*EXERCISE INSTRUCTIONS:* Copy every line in which the string "index" occurs.

*RECORDS FOR THE EXERCISE:*
Begin

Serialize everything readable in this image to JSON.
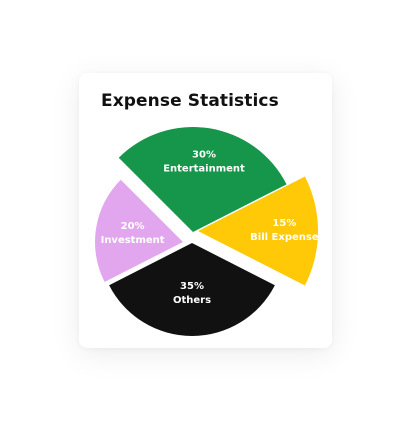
{
  "chart_data": {
    "type": "pie",
    "title": "Expense Statistics",
    "exploded": true,
    "slices": [
      {
        "name": "Entertainment",
        "percent": 30,
        "label": "30%",
        "color": "#16964A"
      },
      {
        "name": "Bill Expense",
        "percent": 15,
        "label": "15%",
        "color": "#FFC907"
      },
      {
        "name": "Others",
        "percent": 35,
        "label": "35%",
        "color": "#111111"
      },
      {
        "name": "Investment",
        "percent": 20,
        "label": "20%",
        "color": "#E2A6EE"
      }
    ]
  }
}
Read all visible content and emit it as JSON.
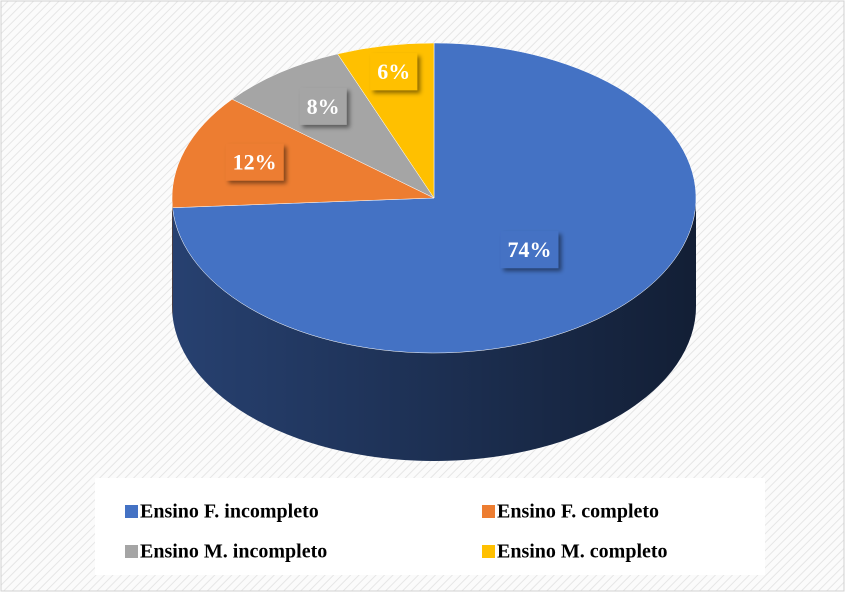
{
  "chart_data": {
    "type": "pie",
    "categories": [
      "Ensino F. incompleto",
      "Ensino F. completo",
      "Ensino M. incompleto",
      "Ensino M. completo"
    ],
    "values": [
      74,
      12,
      8,
      6
    ],
    "value_labels": [
      "74%",
      "12%",
      "8%",
      "6%"
    ],
    "colors": [
      "#4472c4",
      "#ed7d31",
      "#a5a5a5",
      "#ffc000"
    ],
    "legend": "bottom"
  }
}
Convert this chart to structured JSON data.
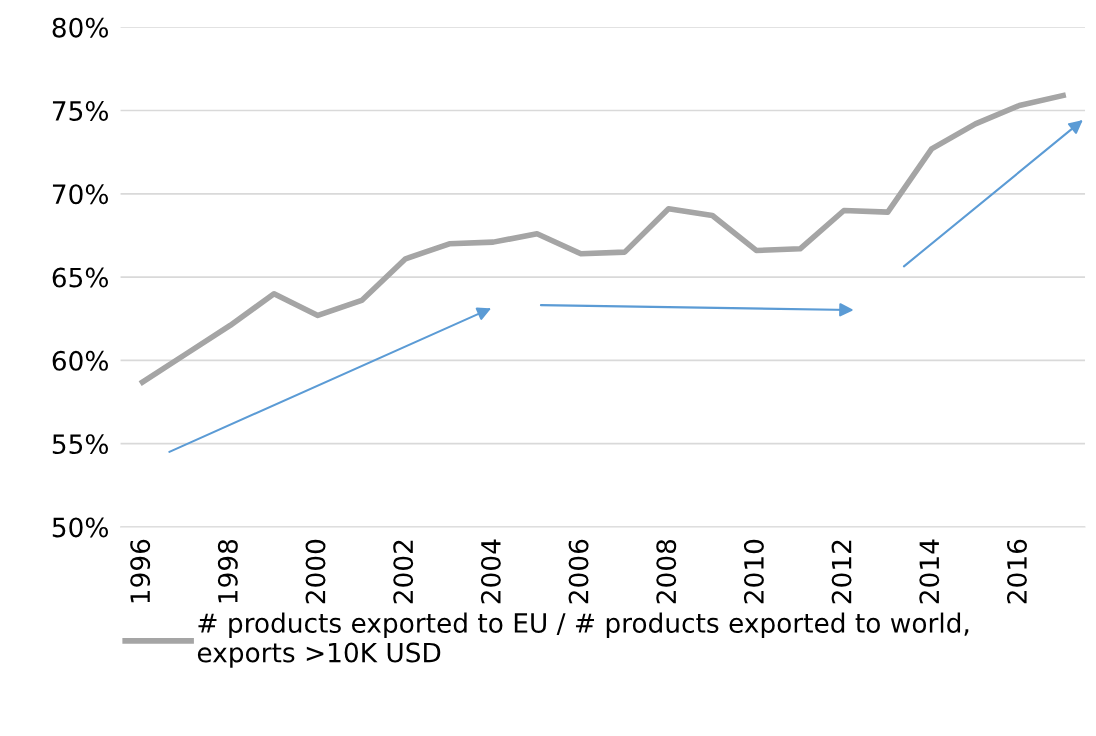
{
  "chart_data": {
    "type": "line",
    "categories": [
      "1996",
      null,
      "1998",
      null,
      "2000",
      null,
      "2002",
      null,
      "2004",
      null,
      "2006",
      null,
      "2008",
      null,
      "2010",
      null,
      "2012",
      null,
      "2014",
      null,
      "2016",
      null
    ],
    "series": [
      {
        "name": "# products exported to EU / # products exported to world, exports >10K USD",
        "color": "#a5a5a5",
        "values": [
          58.7,
          60.4,
          62.1,
          64.0,
          62.7,
          63.6,
          66.1,
          67.0,
          67.1,
          67.6,
          66.4,
          66.5,
          69.1,
          68.7,
          66.6,
          66.7,
          69.0,
          68.9,
          72.7,
          74.2,
          75.3,
          75.9
        ]
      }
    ],
    "ylim": [
      50,
      80
    ],
    "yticks": [
      {
        "value": 50,
        "label": "50%"
      },
      {
        "value": 55,
        "label": "55%"
      },
      {
        "value": 60,
        "label": "60%"
      },
      {
        "value": 65,
        "label": "65%"
      },
      {
        "value": 70,
        "label": "70%"
      },
      {
        "value": 75,
        "label": "75%"
      },
      {
        "value": 80,
        "label": "80%"
      }
    ],
    "grid": "y",
    "legend": "bottom",
    "marker": "none",
    "line_style": "solid"
  }
}
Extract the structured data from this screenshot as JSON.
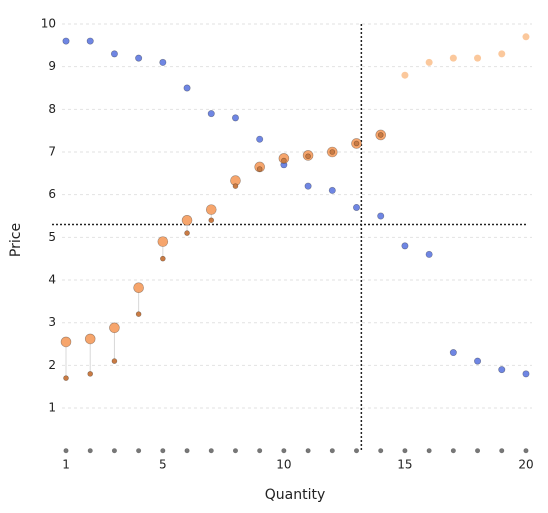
{
  "chart_data": {
    "type": "scatter",
    "x_label": "Quantity",
    "y_label": "Price",
    "x": [
      1,
      2,
      3,
      4,
      5,
      6,
      7,
      8,
      9,
      10,
      11,
      12,
      13,
      14,
      15,
      16,
      17,
      18,
      19,
      20
    ],
    "series": [
      {
        "color": "#6f86e3",
        "values": [
          9.6,
          9.6,
          9.3,
          9.2,
          9.1,
          8.5,
          7.9,
          7.8,
          7.3,
          6.7,
          6.2,
          6.1,
          5.7,
          5.5,
          4.8,
          4.6,
          2.3,
          2.1,
          1.9,
          1.8
        ]
      },
      {
        "color": "#f6a56c",
        "values": [
          2.55,
          2.62,
          2.88,
          3.82,
          4.9,
          5.4,
          5.65,
          6.33,
          6.65,
          6.85,
          6.92,
          7.0,
          7.2,
          7.4,
          null,
          null,
          null,
          null,
          null,
          null
        ]
      },
      {
        "color": "#fbc89c",
        "values": [
          null,
          null,
          null,
          null,
          null,
          null,
          null,
          null,
          null,
          null,
          null,
          null,
          null,
          null,
          8.8,
          9.1,
          9.2,
          9.2,
          9.3,
          9.7
        ]
      },
      {
        "color": "#c97b44",
        "values": [
          1.7,
          1.8,
          2.1,
          3.2,
          4.5,
          5.1,
          5.4,
          6.2,
          6.6,
          6.8,
          6.9,
          7.0,
          7.2,
          7.4,
          null,
          null,
          null,
          null,
          null,
          null
        ]
      },
      {
        "color": "#777777",
        "values": [
          0,
          0,
          0,
          0,
          0,
          0,
          0,
          0,
          0,
          0,
          0,
          0,
          0,
          0,
          0,
          0,
          0,
          0,
          0,
          0
        ]
      }
    ],
    "xlim": [
      0,
      20.6
    ],
    "ylim": [
      0,
      10
    ],
    "xticks": [
      1,
      5,
      10,
      15,
      20
    ],
    "yticks": [
      1,
      2,
      3,
      4,
      5,
      6,
      7,
      8,
      9,
      10
    ],
    "grid": true,
    "vline": 13.2,
    "hline": 5.3
  }
}
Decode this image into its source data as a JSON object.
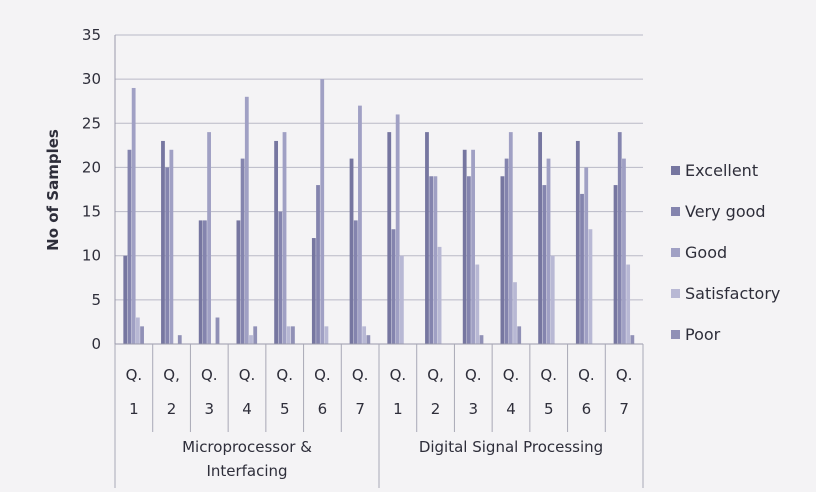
{
  "chart_data": {
    "type": "bar",
    "title": "",
    "ylabel": "No of Samples",
    "xlabel": "",
    "ylim": [
      0,
      35
    ],
    "yticks": [
      0,
      5,
      10,
      15,
      20,
      25,
      30,
      35
    ],
    "grid": true,
    "legend_position": "right",
    "groups": [
      {
        "label": "Microprocessor & Interfacing",
        "label_lines": [
          "Microprocessor &",
          "Interfacing"
        ]
      },
      {
        "label": "Digital Signal Processing",
        "label_lines": [
          "Digital Signal Processing"
        ]
      }
    ],
    "categories": [
      {
        "top": "Q.",
        "bottom": "1",
        "group": 0
      },
      {
        "top": "Q,",
        "bottom": "2",
        "group": 0
      },
      {
        "top": "Q.",
        "bottom": "3",
        "group": 0
      },
      {
        "top": "Q.",
        "bottom": "4",
        "group": 0
      },
      {
        "top": "Q.",
        "bottom": "5",
        "group": 0
      },
      {
        "top": "Q.",
        "bottom": "6",
        "group": 0
      },
      {
        "top": "Q.",
        "bottom": "7",
        "group": 0
      },
      {
        "top": "Q.",
        "bottom": "1",
        "group": 1
      },
      {
        "top": "Q,",
        "bottom": "2",
        "group": 1
      },
      {
        "top": "Q.",
        "bottom": "3",
        "group": 1
      },
      {
        "top": "Q.",
        "bottom": "4",
        "group": 1
      },
      {
        "top": "Q.",
        "bottom": "5",
        "group": 1
      },
      {
        "top": "Q.",
        "bottom": "6",
        "group": 1
      },
      {
        "top": "Q.",
        "bottom": "7",
        "group": 1
      }
    ],
    "series": [
      {
        "name": "Excellent",
        "color": "#7676a0",
        "values": [
          10,
          23,
          14,
          14,
          23,
          12,
          21,
          24,
          24,
          22,
          19,
          24,
          23,
          18
        ]
      },
      {
        "name": "Very good",
        "color": "#8484ae",
        "values": [
          22,
          20,
          14,
          21,
          15,
          18,
          14,
          13,
          19,
          19,
          21,
          18,
          17,
          24
        ]
      },
      {
        "name": "Good",
        "color": "#a0a0c4",
        "values": [
          29,
          22,
          24,
          28,
          24,
          30,
          27,
          26,
          19,
          22,
          24,
          21,
          20,
          21
        ]
      },
      {
        "name": "Satisfactory",
        "color": "#b8b8d4",
        "values": [
          3,
          0,
          0,
          1,
          2,
          2,
          2,
          10,
          11,
          9,
          7,
          10,
          13,
          9
        ]
      },
      {
        "name": "Poor",
        "color": "#9090b6",
        "values": [
          2,
          1,
          3,
          2,
          2,
          0,
          1,
          0,
          0,
          1,
          2,
          0,
          0,
          1
        ]
      }
    ]
  }
}
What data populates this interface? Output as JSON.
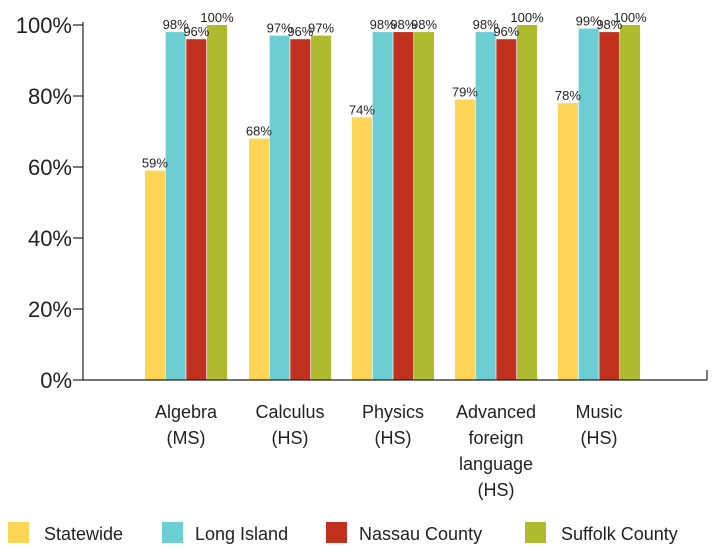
{
  "chart_data": {
    "type": "bar",
    "categories": [
      [
        "Algebra",
        "(MS)"
      ],
      [
        "Calculus",
        "(HS)"
      ],
      [
        "Physics",
        "(HS)"
      ],
      [
        "Advanced",
        "foreign",
        "language",
        "(HS)"
      ],
      [
        "Music",
        "(HS)"
      ]
    ],
    "series": [
      {
        "name": "Statewide",
        "color": "#ffd557",
        "values": [
          59,
          68,
          74,
          79,
          78
        ],
        "labels": [
          "59%",
          "68%",
          "74%",
          "79%",
          "78%"
        ]
      },
      {
        "name": "Long Island",
        "color": "#6ccdd3",
        "values": [
          98,
          97,
          98,
          98,
          99
        ],
        "labels": [
          "98%",
          "97%",
          "98%",
          "98%",
          "99%"
        ]
      },
      {
        "name": "Nassau County",
        "color": "#c0311f",
        "values": [
          96,
          96,
          98,
          96,
          98
        ],
        "labels": [
          "96%",
          "96%",
          "98%",
          "96%",
          "98%"
        ]
      },
      {
        "name": "Suffolk County",
        "color": "#afbb2e",
        "values": [
          100,
          97,
          98,
          100,
          100
        ],
        "labels": [
          "100%",
          "97%",
          "98%",
          "100%",
          "100%"
        ]
      }
    ],
    "y_ticks": [
      "0%",
      "20%",
      "40%",
      "60%",
      "80%",
      "100%"
    ],
    "ylim": [
      0,
      100
    ],
    "grid": false,
    "legend_position": "bottom"
  }
}
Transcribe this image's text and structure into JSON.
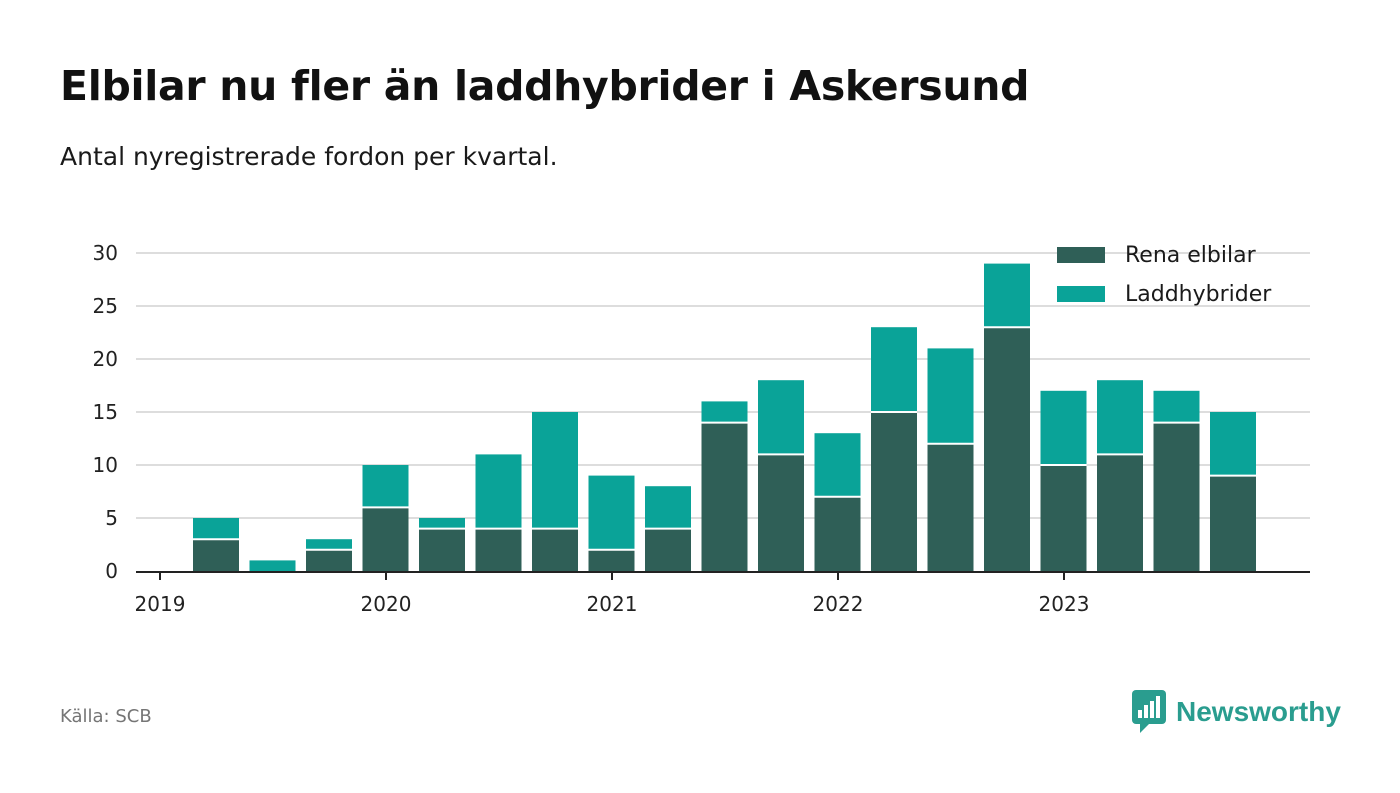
{
  "header": {
    "title": "Elbilar nu fler än laddhybrider i Askersund",
    "subtitle": "Antal nyregistrerade fordon per kvartal."
  },
  "colors": {
    "rena_elbilar": "#2f5f57",
    "laddhybrider": "#0aa398",
    "grid": "#dddddd",
    "axis": "#222222",
    "brand": "#2a9d8f"
  },
  "chart_data": {
    "type": "bar",
    "stacked": true,
    "title": "Elbilar nu fler än laddhybrider i Askersund",
    "subtitle": "Antal nyregistrerade fordon per kvartal.",
    "xlabel": "",
    "ylabel": "",
    "ylim": [
      0,
      30
    ],
    "yticks": [
      0,
      5,
      10,
      15,
      20,
      25,
      30
    ],
    "grid": true,
    "legend_position": "top-right",
    "categories": [
      "2019 Q1",
      "2019 Q2",
      "2019 Q3",
      "2019 Q4",
      "2020 Q1",
      "2020 Q2",
      "2020 Q3",
      "2020 Q4",
      "2021 Q1",
      "2021 Q2",
      "2021 Q3",
      "2021 Q4",
      "2022 Q1",
      "2022 Q2",
      "2022 Q3",
      "2022 Q4",
      "2023 Q1",
      "2023 Q2",
      "2023 Q3",
      "2023 Q4"
    ],
    "x_tick_labels": [
      {
        "label": "2019",
        "index": 0
      },
      {
        "label": "2020",
        "index": 4
      },
      {
        "label": "2021",
        "index": 8
      },
      {
        "label": "2022",
        "index": 12
      },
      {
        "label": "2023",
        "index": 16
      }
    ],
    "series": [
      {
        "name": "Rena elbilar",
        "color": "#2f5f57",
        "values": [
          0,
          3,
          0,
          2,
          6,
          4,
          4,
          4,
          2,
          4,
          14,
          11,
          7,
          15,
          12,
          23,
          10,
          11,
          14,
          9
        ]
      },
      {
        "name": "Laddhybrider",
        "color": "#0aa398",
        "values": [
          0,
          2,
          1,
          1,
          4,
          1,
          7,
          11,
          7,
          4,
          2,
          7,
          6,
          8,
          9,
          6,
          7,
          7,
          3,
          6
        ]
      }
    ]
  },
  "footer": {
    "source": "Källa: SCB",
    "brand": "Newsworthy",
    "brand_icon": "newsworthy-logo-icon"
  }
}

End

*CORRECT ANSWER:*
        "index": 0
        "index": 4
        "index": 8
        "index": 12
        "index": 16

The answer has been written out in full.